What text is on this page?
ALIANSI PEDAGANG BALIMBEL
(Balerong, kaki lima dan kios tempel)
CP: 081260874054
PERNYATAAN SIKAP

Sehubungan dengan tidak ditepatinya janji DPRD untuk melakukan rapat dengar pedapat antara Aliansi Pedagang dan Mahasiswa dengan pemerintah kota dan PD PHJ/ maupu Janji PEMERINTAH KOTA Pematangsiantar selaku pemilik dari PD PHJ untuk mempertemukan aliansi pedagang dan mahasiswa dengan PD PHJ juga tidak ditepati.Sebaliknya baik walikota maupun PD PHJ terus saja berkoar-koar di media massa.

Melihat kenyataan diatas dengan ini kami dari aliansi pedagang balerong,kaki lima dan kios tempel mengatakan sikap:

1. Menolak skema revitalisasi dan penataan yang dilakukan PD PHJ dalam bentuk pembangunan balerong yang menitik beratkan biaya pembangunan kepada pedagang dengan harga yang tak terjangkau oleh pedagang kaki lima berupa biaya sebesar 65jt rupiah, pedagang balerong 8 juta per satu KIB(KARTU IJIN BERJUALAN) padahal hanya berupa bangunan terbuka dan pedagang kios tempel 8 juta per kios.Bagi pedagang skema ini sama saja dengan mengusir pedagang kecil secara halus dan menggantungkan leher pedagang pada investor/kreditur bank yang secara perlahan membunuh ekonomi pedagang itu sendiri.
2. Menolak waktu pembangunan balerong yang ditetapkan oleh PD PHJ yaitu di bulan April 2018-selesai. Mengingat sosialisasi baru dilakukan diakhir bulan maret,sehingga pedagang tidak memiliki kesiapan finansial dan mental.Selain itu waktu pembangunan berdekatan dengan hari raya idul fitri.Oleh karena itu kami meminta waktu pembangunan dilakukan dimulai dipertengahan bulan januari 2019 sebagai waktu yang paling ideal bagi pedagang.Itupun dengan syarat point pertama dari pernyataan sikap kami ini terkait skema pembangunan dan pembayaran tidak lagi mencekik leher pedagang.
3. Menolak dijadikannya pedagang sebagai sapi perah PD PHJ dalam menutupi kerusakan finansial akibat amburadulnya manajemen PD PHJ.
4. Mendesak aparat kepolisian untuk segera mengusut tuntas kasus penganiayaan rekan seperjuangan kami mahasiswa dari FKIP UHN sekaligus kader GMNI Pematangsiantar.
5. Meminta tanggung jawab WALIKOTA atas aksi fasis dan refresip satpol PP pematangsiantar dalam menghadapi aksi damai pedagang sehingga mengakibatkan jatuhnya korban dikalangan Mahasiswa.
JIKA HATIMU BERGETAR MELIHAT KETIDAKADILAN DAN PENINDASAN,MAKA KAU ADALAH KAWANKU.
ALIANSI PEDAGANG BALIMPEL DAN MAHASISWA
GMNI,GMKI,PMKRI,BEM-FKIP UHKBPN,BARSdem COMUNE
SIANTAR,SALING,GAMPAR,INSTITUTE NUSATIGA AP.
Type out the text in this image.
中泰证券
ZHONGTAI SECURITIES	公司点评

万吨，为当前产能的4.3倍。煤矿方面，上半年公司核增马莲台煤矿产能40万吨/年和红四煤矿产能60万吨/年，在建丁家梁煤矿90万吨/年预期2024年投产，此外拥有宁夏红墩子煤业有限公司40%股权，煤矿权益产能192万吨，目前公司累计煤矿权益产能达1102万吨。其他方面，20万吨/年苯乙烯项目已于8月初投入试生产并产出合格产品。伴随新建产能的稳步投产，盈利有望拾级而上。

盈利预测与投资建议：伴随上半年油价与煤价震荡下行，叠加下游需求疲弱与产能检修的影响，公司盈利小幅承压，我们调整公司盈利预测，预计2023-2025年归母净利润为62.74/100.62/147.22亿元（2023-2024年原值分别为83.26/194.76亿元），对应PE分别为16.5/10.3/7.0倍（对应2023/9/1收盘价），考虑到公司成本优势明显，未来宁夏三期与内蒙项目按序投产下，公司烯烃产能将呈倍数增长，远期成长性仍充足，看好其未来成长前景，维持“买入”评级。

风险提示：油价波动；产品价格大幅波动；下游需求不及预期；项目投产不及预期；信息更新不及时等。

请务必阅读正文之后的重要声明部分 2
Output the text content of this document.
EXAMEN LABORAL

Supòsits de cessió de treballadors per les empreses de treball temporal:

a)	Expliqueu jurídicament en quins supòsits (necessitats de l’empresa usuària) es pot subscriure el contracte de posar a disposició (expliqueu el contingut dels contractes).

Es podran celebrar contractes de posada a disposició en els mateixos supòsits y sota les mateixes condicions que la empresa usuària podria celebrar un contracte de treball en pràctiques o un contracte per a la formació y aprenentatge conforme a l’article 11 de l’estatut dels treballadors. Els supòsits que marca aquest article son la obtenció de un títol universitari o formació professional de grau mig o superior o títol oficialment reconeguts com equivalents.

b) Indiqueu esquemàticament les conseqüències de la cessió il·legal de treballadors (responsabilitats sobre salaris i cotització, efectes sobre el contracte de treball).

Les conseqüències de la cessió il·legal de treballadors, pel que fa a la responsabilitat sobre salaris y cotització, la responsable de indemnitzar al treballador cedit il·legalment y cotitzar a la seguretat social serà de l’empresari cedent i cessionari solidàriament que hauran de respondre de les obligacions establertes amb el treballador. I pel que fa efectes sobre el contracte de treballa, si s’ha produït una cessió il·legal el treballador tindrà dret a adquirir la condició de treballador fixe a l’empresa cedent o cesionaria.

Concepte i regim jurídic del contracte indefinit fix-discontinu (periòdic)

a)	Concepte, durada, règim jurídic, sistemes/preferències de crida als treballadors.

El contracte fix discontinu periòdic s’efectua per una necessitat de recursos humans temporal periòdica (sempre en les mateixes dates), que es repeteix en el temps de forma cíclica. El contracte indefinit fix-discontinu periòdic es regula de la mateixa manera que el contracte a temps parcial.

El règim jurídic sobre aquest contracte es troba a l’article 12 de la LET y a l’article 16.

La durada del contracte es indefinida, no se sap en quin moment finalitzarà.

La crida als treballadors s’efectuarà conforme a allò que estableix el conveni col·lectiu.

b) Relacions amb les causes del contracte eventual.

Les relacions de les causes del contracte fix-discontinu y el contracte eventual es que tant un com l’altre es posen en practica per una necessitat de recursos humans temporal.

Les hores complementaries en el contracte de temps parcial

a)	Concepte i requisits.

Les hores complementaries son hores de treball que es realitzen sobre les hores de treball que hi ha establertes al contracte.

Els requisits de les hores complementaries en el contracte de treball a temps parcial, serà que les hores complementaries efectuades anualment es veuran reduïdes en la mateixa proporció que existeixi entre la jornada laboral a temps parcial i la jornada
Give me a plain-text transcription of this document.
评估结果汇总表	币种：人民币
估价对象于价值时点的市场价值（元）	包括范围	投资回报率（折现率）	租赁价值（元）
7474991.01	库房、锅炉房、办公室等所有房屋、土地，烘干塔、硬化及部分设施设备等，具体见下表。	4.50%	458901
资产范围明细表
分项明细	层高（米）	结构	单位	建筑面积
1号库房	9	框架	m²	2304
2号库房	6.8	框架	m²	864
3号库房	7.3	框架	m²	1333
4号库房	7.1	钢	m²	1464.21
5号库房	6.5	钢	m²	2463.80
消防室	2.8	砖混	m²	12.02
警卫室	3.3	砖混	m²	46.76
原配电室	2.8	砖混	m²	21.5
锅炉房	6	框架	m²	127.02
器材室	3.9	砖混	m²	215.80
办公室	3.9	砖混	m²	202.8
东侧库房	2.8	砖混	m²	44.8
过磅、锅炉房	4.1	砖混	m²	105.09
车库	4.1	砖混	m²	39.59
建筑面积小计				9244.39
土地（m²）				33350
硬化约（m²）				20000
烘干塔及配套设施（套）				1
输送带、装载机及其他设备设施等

○ ○ ○ ○

Task directions ->
Every record above should be output exactly.

Solution to this problem ->
What text is on this page?
ALIANSI PEDAGANG BALIMBEL
(Balerong, kaki lima dan kios tempel)
CP: 081260874054
PERNYATAAN SIKAP

Sehubungan dengan tidak ditepatinya janji DPRD untuk melakukan rapat dengar pedapat antara Aliansi Pedagang dan Mahasiswa dengan pemerintah kota dan PD PHJ/ maupu Janji PEMERINTAH KOTA Pematangsiantar selaku pemilik dari PD PHJ untuk mempertemukan aliansi pedagang dan mahasiswa dengan PD PHJ juga tidak ditepati.Sebaliknya baik walikota maupun PD PHJ terus saja berkoar-koar di media massa.

Melihat kenyataan diatas dengan ini kami dari aliansi pedagang balerong,kaki lima dan kios tempel mengatakan sikap:

1. Menolak skema revitalisasi dan penataan yang dilakukan PD PHJ dalam bentuk pembangunan balerong yang menitik beratkan biaya pembangunan kepada pedagang dengan harga yang tak terjangkau oleh pedagang kaki lima berupa biaya sebesar 65jt rupiah, pedagang balerong 8 juta per satu KIB(KARTU IJIN BERJUALAN) padahal hanya berupa bangunan terbuka dan pedagang kios tempel 8 juta per kios.Bagi pedagang skema ini sama saja dengan mengusir pedagang kecil secara halus dan menggantungkan leher pedagang pada investor/kreditur bank yang secara perlahan membunuh ekonomi pedagang itu sendiri.
2. Menolak waktu pembangunan balerong yang ditetapkan oleh PD PHJ yaitu di bulan April 2018-selesai. Mengingat sosialisasi baru dilakukan diakhir bulan maret,sehingga pedagang tidak memiliki kesiapan finansial dan mental.Selain itu waktu pembangunan berdekatan dengan hari raya idul fitri.Oleh karena itu kami meminta waktu pembangunan dilakukan dimulai dipertengahan bulan januari 2019 sebagai waktu yang paling ideal bagi pedagang.Itupun dengan syarat point pertama dari pernyataan sikap kami ini terkait skema pembangunan dan pembayaran tidak lagi mencekik leher pedagang.
3. Menolak dijadikannya pedagang sebagai sapi perah PD PHJ dalam menutupi kerusakan finansial akibat amburadulnya manajemen PD PHJ.
4. Mendesak aparat kepolisian untuk segera mengusut tuntas kasus penganiayaan rekan seperjuangan kami mahasiswa dari FKIP UHN sekaligus kader GMNI Pematangsiantar.
5. Meminta tanggung jawab WALIKOTA atas aksi fasis dan refresip satpol PP pematangsiantar dalam menghadapi aksi damai pedagang sehingga mengakibatkan jatuhnya korban dikalangan Mahasiswa.
JIKA HATIMU BERGETAR MELIHAT KETIDAKADILAN DAN PENINDASAN,MAKA KAU ADALAH KAWANKU.
ALIANSI PEDAGANG BALIMPEL DAN MAHASISWA
GMNI,GMKI,PMKRI,BEM-FKIP UHKBPN,BARSdem COMUNE
SIANTAR,SALING,GAMPAR,INSTITUTE NUSATIGA AP.
Type out the text in this image.
中泰证券
ZHONGTAI SECURITIES	公司点评

万吨，为当前产能的4.3倍。煤矿方面，上半年公司核增马莲台煤矿产能40万吨/年和红四煤矿产能60万吨/年，在建丁家梁煤矿90万吨/年预期2024年投产，此外拥有宁夏红墩子煤业有限公司40%股权，煤矿权益产能192万吨，目前公司累计煤矿权益产能达1102万吨。其他方面，20万吨/年苯乙烯项目已于8月初投入试生产并产出合格产品。伴随新建产能的稳步投产，盈利有望拾级而上。

盈利预测与投资建议：伴随上半年油价与煤价震荡下行，叠加下游需求疲弱与产能检修的影响，公司盈利小幅承压，我们调整公司盈利预测，预计2023-2025年归母净利润为62.74/100.62/147.22亿元（2023-2024年原值分别为83.26/194.76亿元），对应PE分别为16.5/10.3/7.0倍（对应2023/9/1收盘价），考虑到公司成本优势明显，未来宁夏三期与内蒙项目按序投产下，公司烯烃产能将呈倍数增长，远期成长性仍充足，看好其未来成长前景，维持“买入”评级。

风险提示：油价波动；产品价格大幅波动；下游需求不及预期；项目投产不及预期；信息更新不及时等。

请务必阅读正文之后的重要声明部分 2
Output the text content of this document.
EXAMEN LABORAL

Supòsits de cessió de treballadors per les empreses de treball temporal:

a)	Expliqueu jurídicament en quins supòsits (necessitats de l’empresa usuària) es pot subscriure el contracte de posar a disposició (expliqueu el contingut dels contractes).

Es podran celebrar contractes de posada a disposició en els mateixos supòsits y sota les mateixes condicions que la empresa usuària podria celebrar un contracte de treball en pràctiques o un contracte per a la formació y aprenentatge conforme a l’article 11 de l’estatut dels treballadors. Els supòsits que marca aquest article son la obtenció de un títol universitari o formació professional de grau mig o superior o títol oficialment reconeguts com equivalents.

b) Indiqueu esquemàticament les conseqüències de la cessió il·legal de treballadors (responsabilitats sobre salaris i cotització, efectes sobre el contracte de treball).

Les conseqüències de la cessió il·legal de treballadors, pel que fa a la responsabilitat sobre salaris y cotització, la responsable de indemnitzar al treballador cedit il·legalment y cotitzar a la seguretat social serà de l’empresari cedent i cessionari solidàriament que hauran de respondre de les obligacions establertes amb el treballador. I pel que fa efectes sobre el contracte de treballa, si s’ha produït una cessió il·legal el treballador tindrà dret a adquirir la condició de treballador fixe a l’empresa cedent o cesionaria.

Concepte i regim jurídic del contracte indefinit fix-discontinu (periòdic)

a)	Concepte, durada, règim jurídic, sistemes/preferències de crida als treballadors.

El contracte fix discontinu periòdic s’efectua per una necessitat de recursos humans temporal periòdica (sempre en les mateixes dates), que es repeteix en el temps de forma cíclica. El contracte indefinit fix-discontinu periòdic es regula de la mateixa manera que el contracte a temps parcial.

El règim jurídic sobre aquest contracte es troba a l’article 12 de la LET y a l’article 16.

La durada del contracte es indefinida, no se sap en quin moment finalitzarà.

La crida als treballadors s’efectuarà conforme a allò que estableix el conveni col·lectiu.

b) Relacions amb les causes del contracte eventual.

Les relacions de les causes del contracte fix-discontinu y el contracte eventual es que tant un com l’altre es posen en practica per una necessitat de recursos humans temporal.

Les hores complementaries en el contracte de temps parcial

a)	Concepte i requisits.

Les hores complementaries son hores de treball que es realitzen sobre les hores de treball que hi ha establertes al contracte.

Els requisits de les hores complementaries en el contracte de treball a temps parcial, serà que les hores complementaries efectuades anualment es veuran reduïdes en la mateixa proporció que existeixi entre la jornada laboral a temps parcial i la jornada
Give me a plain-text transcription of this document.
评估结果汇总表	币种：人民币
估价对象于价值时点的市场价值（元）	包括范围	投资回报率（折现率）	租赁价值（元）
7474991.01	库房、锅炉房、办公室等所有房屋、土地，烘干塔、硬化及部分设施设备等，具体见下表。	4.50%	458901
资产范围明细表
分项明细	层高（米）	结构	单位	建筑面积
1号库房	9	框架	m²	2304
2号库房	6.8	框架	m²	864
3号库房	7.3	框架	m²	1333
4号库房	7.1	钢	m²	1464.21
5号库房	6.5	钢	m²	2463.80
消防室	2.8	砖混	m²	12.02
警卫室	3.3	砖混	m²	46.76
原配电室	2.8	砖混	m²	21.5
锅炉房	6	框架	m²	127.02
器材室	3.9	砖混	m²	215.80
办公室	3.9	砖混	m²	202.8
东侧库房	2.8	砖混	m²	44.8
过磅、锅炉房	4.1	砖混	m²	105.09
车库	4.1	砖混	m²	39.59
建筑面积小计				9244.39
土地（m²）				33350
硬化约（m²）				20000
烘干塔及配套设施（套）				1
输送带、装载机及其他设备设施等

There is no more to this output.